▶ [TASK]:
Pull out every line from the listing that has the word "copy".

▶ [SUPPLIED RECORDS]:

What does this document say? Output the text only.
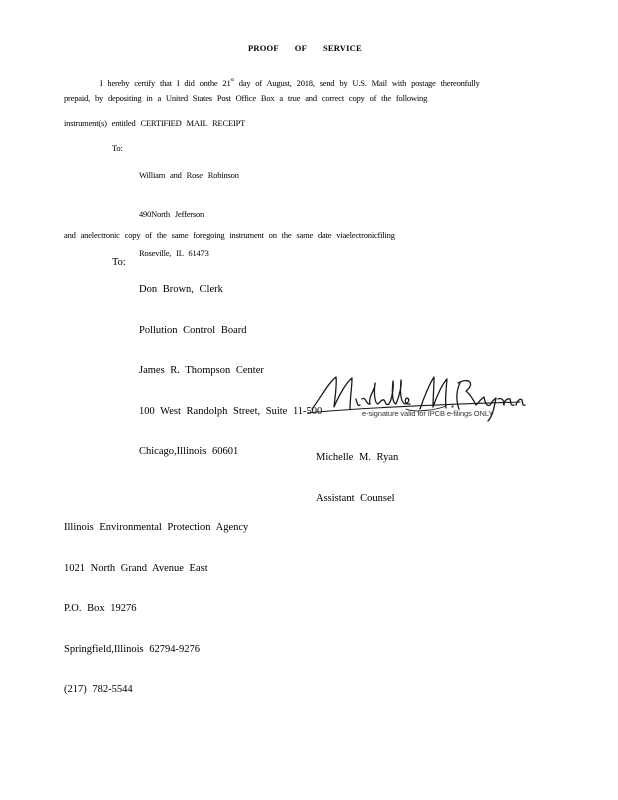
PROOF OF SERVICE

I hereby certify that I did onthe 21st day of August, 2018, send by U.S. Mail with postage thereonfully

prepaid, by depositing in a United States Post Office Box a true and correct copy of the following
instrument(s) entitled CERTIFIED MAIL RECEIPT
To:

William and Rose Robinson

490North Jefferson

Roseville, IL 61473

and anelectronic copy of the same foregoing instrument on the same date viaelectronicfiling
To:

Don Brown, Clerk

Pollution Control Board

James R. Thompson Center

100 West Randolph Street, Suite 11-500

Chicago,Illinois 60601

e-signature valid for IPCB e-filings ONLY

Michelle M. Ryan

Assistant Counsel

Illinois Environmental Protection Agency

1021 North Grand Avenue East

P.O. Box 19276

Springfield,Illinois 62794-9276

(217) 782-5544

▶ [RESPONSE TO THE EXERCISE]:
prepaid, by depositing in a United States Post Office Box a true and correct copy of the following
and anelectronic copy of the same foregoing instrument on the same date viaelectronicfiling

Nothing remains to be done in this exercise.